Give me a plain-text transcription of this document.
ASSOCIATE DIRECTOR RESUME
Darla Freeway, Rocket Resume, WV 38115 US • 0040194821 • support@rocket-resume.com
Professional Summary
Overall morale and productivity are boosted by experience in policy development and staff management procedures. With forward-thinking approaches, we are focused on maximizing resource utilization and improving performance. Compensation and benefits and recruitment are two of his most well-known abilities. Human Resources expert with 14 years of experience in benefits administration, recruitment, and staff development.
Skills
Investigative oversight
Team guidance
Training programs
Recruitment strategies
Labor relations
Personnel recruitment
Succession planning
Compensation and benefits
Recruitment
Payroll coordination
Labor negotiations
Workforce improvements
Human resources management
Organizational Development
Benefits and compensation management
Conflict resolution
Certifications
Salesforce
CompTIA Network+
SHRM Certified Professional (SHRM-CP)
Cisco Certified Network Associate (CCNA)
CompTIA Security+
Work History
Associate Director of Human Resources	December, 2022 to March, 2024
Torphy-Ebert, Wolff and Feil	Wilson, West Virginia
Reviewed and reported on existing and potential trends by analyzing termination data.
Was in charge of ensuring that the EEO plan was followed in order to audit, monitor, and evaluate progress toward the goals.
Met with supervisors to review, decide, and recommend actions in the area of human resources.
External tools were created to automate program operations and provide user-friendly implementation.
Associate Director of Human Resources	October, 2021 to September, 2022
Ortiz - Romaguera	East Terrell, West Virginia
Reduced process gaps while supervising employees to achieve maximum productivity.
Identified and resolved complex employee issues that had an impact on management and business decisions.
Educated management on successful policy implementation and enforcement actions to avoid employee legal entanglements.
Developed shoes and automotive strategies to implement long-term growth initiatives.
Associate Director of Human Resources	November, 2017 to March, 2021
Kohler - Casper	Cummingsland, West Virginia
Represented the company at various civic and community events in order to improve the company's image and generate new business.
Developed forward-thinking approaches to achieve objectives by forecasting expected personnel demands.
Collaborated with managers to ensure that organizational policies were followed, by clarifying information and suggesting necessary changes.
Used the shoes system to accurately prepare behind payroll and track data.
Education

> [What this task involves]: In how many lines of the data does the string "policy" appear? Give only the number.

> [Full response]: 2